-- begin Information given --

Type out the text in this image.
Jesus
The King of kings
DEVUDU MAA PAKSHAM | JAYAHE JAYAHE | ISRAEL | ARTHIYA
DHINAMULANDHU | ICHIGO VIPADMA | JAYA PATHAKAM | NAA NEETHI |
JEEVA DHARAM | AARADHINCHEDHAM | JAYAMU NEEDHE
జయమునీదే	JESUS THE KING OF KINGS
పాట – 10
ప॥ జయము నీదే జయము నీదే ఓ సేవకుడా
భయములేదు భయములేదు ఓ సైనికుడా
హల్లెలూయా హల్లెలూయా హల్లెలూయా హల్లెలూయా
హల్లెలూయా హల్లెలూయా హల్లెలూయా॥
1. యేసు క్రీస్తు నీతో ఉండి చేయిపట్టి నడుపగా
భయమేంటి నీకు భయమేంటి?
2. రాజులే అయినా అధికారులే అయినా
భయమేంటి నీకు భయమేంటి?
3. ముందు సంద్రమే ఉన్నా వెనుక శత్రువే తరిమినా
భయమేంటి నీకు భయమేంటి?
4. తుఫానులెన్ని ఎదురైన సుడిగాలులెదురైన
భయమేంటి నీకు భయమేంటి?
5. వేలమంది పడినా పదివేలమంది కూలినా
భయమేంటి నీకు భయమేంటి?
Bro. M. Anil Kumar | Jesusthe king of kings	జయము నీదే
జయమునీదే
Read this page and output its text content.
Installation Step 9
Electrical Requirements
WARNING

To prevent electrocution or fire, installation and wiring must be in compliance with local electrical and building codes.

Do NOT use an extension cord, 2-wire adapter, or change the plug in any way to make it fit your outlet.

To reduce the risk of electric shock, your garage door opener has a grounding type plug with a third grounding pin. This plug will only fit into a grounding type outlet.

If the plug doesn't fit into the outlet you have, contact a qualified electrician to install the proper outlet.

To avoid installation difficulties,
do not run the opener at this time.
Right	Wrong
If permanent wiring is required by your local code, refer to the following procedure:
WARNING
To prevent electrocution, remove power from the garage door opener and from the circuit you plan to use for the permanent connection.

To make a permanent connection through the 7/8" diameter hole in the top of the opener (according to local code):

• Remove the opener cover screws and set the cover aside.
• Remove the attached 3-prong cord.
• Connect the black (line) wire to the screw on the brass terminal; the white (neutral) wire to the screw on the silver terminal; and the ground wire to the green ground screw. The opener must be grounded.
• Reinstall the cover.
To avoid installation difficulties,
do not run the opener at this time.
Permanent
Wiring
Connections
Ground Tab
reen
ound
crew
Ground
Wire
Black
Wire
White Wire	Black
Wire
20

-- end Information given --

_Written request:_ Say how many lines in this listing hold the string "cover", giving the count and nothing more.

_Answer to this problem:_ 2